Task:
State how many lines include "unmatched", giving the number by itself.
***
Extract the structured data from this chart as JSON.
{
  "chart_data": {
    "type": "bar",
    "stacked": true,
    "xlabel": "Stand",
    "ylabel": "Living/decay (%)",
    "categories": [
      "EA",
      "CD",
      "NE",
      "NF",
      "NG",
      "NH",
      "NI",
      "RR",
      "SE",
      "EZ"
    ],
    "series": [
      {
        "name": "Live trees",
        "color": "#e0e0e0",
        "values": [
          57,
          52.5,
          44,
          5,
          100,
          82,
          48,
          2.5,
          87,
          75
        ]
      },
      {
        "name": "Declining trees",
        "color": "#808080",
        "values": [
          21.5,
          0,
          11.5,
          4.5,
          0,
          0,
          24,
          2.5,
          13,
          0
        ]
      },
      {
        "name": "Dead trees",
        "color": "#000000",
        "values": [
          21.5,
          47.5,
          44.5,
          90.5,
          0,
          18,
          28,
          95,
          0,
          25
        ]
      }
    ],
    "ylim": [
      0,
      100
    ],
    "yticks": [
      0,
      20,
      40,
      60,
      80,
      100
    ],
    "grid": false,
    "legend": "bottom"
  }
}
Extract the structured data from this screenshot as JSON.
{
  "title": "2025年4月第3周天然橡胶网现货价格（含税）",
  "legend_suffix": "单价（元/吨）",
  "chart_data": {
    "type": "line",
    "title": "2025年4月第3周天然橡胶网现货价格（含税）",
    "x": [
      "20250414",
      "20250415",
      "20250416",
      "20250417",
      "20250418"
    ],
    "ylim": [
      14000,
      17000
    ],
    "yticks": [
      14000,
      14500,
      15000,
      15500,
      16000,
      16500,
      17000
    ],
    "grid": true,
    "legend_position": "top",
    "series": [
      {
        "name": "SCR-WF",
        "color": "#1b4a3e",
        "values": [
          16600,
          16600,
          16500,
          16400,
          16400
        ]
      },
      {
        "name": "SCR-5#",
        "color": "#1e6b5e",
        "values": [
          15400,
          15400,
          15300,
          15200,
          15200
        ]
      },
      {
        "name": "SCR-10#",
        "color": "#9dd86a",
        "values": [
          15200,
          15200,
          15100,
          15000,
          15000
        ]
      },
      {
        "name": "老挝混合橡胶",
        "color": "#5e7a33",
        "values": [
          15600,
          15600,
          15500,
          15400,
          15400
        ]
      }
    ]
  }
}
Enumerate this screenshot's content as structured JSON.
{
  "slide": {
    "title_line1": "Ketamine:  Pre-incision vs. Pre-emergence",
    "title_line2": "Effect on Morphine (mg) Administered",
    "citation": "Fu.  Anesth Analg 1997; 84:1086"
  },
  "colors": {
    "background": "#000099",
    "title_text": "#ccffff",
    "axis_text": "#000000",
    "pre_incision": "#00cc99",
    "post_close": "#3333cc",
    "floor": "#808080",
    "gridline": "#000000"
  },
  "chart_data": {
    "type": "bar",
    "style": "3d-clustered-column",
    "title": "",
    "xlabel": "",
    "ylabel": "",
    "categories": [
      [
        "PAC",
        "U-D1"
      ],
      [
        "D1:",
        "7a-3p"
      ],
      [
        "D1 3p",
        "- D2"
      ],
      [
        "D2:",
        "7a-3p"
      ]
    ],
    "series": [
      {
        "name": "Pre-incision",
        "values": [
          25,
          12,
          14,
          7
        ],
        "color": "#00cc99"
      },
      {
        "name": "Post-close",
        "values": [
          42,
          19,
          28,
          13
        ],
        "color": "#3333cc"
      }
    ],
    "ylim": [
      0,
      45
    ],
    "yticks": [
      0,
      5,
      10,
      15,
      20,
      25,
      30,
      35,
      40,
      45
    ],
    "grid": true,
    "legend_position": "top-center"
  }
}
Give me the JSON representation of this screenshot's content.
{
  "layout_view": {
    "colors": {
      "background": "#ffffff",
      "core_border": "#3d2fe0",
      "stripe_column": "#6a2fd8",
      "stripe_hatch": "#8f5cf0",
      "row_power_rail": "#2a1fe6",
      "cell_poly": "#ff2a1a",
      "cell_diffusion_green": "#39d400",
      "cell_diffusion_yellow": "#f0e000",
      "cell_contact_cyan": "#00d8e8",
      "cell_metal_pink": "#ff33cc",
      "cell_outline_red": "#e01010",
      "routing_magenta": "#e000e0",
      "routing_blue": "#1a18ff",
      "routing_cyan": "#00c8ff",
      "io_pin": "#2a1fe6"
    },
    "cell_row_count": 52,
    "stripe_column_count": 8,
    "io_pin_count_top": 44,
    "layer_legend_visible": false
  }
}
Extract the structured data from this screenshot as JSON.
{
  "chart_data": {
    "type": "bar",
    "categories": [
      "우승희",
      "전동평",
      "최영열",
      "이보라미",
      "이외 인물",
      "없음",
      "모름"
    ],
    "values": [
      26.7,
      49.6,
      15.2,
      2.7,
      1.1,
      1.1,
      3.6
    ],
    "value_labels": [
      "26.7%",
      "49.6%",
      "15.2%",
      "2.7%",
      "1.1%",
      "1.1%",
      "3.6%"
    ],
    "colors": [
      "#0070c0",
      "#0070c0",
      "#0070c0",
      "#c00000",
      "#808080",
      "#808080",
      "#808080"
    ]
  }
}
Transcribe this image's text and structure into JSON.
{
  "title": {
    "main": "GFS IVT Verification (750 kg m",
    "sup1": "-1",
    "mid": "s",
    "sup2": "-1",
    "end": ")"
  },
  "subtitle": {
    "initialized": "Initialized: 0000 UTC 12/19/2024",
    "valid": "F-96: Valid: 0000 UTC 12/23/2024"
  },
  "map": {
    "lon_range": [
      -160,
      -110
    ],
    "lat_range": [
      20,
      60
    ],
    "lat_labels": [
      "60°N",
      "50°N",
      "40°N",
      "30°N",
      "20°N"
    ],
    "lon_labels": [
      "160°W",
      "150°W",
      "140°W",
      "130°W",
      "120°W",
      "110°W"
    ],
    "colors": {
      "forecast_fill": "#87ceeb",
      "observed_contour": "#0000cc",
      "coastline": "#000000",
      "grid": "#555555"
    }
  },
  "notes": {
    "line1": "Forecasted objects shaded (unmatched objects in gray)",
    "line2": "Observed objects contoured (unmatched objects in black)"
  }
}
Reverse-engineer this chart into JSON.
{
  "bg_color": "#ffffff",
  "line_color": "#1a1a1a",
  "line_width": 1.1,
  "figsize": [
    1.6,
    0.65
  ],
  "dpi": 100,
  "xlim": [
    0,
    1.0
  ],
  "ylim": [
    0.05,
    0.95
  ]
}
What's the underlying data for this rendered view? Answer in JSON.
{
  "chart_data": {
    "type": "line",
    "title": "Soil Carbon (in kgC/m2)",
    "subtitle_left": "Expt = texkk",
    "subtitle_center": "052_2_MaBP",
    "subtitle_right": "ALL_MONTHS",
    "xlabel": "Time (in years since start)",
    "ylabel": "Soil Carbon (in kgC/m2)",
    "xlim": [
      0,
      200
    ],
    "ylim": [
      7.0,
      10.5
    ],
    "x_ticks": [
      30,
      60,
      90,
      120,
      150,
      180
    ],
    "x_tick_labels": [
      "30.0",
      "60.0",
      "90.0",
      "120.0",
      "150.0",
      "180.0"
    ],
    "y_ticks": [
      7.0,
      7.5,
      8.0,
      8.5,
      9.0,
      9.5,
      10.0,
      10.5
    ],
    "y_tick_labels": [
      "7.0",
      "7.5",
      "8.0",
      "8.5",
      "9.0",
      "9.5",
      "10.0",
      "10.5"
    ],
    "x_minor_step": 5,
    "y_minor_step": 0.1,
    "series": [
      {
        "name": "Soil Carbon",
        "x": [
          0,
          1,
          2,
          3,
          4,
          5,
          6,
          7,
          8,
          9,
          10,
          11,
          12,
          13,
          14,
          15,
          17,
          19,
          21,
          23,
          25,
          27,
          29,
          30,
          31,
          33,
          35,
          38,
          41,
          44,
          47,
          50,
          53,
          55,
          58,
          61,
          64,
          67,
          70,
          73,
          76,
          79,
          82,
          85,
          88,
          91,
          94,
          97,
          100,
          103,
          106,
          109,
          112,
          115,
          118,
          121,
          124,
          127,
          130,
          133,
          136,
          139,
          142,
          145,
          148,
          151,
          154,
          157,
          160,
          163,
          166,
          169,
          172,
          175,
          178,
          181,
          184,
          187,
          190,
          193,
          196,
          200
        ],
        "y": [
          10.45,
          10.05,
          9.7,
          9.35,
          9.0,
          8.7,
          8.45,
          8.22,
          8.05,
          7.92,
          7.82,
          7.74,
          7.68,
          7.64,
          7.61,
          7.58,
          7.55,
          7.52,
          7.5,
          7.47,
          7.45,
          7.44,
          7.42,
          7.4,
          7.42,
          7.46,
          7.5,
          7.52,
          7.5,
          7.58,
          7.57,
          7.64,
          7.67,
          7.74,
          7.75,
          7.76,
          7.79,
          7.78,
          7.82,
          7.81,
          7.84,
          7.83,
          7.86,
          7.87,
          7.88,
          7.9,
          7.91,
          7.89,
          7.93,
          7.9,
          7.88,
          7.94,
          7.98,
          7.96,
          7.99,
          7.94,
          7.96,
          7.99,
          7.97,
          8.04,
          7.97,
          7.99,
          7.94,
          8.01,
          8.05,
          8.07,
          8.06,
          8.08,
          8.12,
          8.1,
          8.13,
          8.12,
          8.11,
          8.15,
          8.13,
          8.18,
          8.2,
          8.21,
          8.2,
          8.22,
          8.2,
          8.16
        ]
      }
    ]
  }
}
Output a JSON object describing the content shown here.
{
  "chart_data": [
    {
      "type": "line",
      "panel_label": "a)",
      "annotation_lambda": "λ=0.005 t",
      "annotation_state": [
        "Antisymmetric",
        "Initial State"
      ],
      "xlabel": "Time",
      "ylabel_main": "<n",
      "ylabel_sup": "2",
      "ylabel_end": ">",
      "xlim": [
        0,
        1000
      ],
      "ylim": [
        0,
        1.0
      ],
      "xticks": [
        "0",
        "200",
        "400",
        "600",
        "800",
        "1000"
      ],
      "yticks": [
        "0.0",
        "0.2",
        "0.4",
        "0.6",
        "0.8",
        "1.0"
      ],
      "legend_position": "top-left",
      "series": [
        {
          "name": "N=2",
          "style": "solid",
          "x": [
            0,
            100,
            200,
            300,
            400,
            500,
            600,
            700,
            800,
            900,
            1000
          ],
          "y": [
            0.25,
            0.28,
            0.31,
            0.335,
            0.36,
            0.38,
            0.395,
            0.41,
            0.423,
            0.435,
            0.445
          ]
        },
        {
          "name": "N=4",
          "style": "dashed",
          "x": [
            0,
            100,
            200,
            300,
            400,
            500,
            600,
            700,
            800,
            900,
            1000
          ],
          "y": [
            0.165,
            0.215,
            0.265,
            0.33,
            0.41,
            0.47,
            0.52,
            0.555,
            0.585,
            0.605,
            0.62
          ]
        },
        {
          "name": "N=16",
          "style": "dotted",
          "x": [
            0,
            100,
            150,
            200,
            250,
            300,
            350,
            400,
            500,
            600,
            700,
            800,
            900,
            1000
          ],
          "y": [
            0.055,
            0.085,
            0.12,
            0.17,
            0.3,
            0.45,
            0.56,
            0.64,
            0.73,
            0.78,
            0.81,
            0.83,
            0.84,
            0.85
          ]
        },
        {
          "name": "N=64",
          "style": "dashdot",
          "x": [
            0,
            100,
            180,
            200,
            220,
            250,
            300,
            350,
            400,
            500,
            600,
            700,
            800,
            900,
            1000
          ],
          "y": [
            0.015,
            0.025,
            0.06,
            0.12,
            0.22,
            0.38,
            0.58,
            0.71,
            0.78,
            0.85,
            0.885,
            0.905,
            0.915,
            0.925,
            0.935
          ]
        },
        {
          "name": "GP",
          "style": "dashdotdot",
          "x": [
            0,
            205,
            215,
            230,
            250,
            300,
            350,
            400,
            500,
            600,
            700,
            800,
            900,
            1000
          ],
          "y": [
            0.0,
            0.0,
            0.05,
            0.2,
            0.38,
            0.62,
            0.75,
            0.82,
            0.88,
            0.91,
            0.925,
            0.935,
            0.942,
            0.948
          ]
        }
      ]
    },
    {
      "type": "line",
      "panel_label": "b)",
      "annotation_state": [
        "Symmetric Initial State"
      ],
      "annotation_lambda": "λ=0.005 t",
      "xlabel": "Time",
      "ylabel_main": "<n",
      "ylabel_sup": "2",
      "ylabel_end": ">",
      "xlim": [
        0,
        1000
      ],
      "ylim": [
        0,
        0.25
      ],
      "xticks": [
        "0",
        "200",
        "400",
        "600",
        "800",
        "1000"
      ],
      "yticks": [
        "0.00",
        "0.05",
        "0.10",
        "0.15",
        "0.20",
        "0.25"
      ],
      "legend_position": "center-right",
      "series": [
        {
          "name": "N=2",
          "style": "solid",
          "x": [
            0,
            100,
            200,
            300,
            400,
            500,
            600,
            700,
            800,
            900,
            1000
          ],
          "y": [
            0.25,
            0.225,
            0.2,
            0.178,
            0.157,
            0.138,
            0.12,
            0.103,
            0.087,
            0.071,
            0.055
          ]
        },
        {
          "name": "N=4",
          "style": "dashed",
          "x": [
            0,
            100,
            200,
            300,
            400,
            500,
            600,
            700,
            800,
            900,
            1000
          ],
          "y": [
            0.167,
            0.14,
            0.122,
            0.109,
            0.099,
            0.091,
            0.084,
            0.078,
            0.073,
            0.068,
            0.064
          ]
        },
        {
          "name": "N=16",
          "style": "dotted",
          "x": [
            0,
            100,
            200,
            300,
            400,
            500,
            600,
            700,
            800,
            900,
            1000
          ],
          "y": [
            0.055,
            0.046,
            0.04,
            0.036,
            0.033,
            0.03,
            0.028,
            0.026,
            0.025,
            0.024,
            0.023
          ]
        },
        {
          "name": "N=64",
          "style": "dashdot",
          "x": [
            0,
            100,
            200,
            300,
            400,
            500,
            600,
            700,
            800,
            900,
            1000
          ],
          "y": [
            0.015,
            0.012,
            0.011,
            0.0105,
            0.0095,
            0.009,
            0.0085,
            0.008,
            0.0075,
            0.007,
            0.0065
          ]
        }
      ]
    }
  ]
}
***
Result:
2